TASK DESCRIPTION - Reproduce the material in full, exactly as written.

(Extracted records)
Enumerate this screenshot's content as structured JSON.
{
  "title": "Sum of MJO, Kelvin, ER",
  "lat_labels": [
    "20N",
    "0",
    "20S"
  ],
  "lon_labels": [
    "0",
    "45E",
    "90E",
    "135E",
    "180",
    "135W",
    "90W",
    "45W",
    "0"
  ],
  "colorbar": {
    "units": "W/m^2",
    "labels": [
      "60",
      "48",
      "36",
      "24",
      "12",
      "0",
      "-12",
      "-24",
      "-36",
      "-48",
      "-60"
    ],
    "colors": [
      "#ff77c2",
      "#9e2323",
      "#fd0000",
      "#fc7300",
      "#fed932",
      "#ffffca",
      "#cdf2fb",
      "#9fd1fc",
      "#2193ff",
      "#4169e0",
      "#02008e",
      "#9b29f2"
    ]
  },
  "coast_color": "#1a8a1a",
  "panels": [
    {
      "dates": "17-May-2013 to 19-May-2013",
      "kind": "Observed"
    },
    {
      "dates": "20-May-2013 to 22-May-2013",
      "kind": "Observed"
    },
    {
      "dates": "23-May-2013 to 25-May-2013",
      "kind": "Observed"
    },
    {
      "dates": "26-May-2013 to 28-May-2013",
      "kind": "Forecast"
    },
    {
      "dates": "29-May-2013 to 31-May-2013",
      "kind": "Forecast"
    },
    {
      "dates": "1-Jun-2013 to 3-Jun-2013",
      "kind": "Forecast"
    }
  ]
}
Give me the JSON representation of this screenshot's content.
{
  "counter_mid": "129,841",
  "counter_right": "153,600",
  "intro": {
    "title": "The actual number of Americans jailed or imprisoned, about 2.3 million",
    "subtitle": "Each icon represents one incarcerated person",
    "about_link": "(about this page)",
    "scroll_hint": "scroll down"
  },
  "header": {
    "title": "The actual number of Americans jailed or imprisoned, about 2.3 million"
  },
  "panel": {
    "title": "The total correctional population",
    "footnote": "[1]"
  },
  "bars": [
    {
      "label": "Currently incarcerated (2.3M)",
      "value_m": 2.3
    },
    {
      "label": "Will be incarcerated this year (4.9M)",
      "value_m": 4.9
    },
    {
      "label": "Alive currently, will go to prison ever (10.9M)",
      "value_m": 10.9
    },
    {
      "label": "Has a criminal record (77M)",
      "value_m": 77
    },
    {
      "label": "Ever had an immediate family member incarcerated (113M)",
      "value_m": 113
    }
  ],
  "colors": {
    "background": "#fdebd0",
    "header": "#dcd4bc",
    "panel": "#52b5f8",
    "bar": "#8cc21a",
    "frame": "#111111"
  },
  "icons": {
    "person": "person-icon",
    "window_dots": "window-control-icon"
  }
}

WRITTEN SOLUTION -
Enumerate this screenshot's content as structured JSON.
{
  "title": "Sum of MJO, Kelvin, ER",
  "lat_labels": [
    "20N",
    "0",
    "20S"
  ],
  "lon_labels": [
    "0",
    "45E",
    "90E",
    "135E",
    "180",
    "135W",
    "90W",
    "45W",
    "0"
  ],
  "colorbar": {
    "units": "W/m^2",
    "labels": [
      "60",
      "48",
      "36",
      "24",
      "12",
      "0",
      "-12",
      "-24",
      "-36",
      "-48",
      "-60"
    ],
    "colors": [
      "#ff77c2",
      "#9e2323",
      "#fd0000",
      "#fc7300",
      "#fed932",
      "#ffffca",
      "#cdf2fb",
      "#9fd1fc",
      "#2193ff",
      "#4169e0",
      "#02008e",
      "#9b29f2"
    ]
  },
  "coast_color": "#1a8a1a",
  "panels": [
    {
      "dates": "17-May-2013 to 19-May-2013",
      "kind": "Observed"
    },
    {
      "dates": "20-May-2013 to 22-May-2013",
      "kind": "Observed"
    },
    {
      "dates": "23-May-2013 to 25-May-2013",
      "kind": "Observed"
    },
    {
      "dates": "26-May-2013 to 28-May-2013",
      "kind": "Forecast"
    },
    {
      "dates": "29-May-2013 to 31-May-2013",
      "kind": "Forecast"
    },
    {
      "dates": "1-Jun-2013 to 3-Jun-2013",
      "kind": "Forecast"
    }
  ]
}
Give me the JSON representation of this screenshot's content.
{
  "counter_mid": "129,841",
  "counter_right": "153,600",
  "intro": {
    "title": "The actual number of Americans jailed or imprisoned, about 2.3 million",
    "subtitle": "Each icon represents one incarcerated person",
    "about_link": "(about this page)",
    "scroll_hint": "scroll down"
  },
  "header": {
    "title": "The actual number of Americans jailed or imprisoned, about 2.3 million"
  },
  "panel": {
    "title": "The total correctional population",
    "footnote": "[1]"
  },
  "bars": [
    {
      "label": "Currently incarcerated (2.3M)",
      "value_m": 2.3
    },
    {
      "label": "Will be incarcerated this year (4.9M)",
      "value_m": 4.9
    },
    {
      "label": "Alive currently, will go to prison ever (10.9M)",
      "value_m": 10.9
    },
    {
      "label": "Has a criminal record (77M)",
      "value_m": 77
    },
    {
      "label": "Ever had an immediate family member incarcerated (113M)",
      "value_m": 113
    }
  ],
  "colors": {
    "background": "#fdebd0",
    "header": "#dcd4bc",
    "panel": "#52b5f8",
    "bar": "#8cc21a",
    "frame": "#111111"
  },
  "icons": {
    "person": "person-icon",
    "window_dots": "window-control-icon"
  }
}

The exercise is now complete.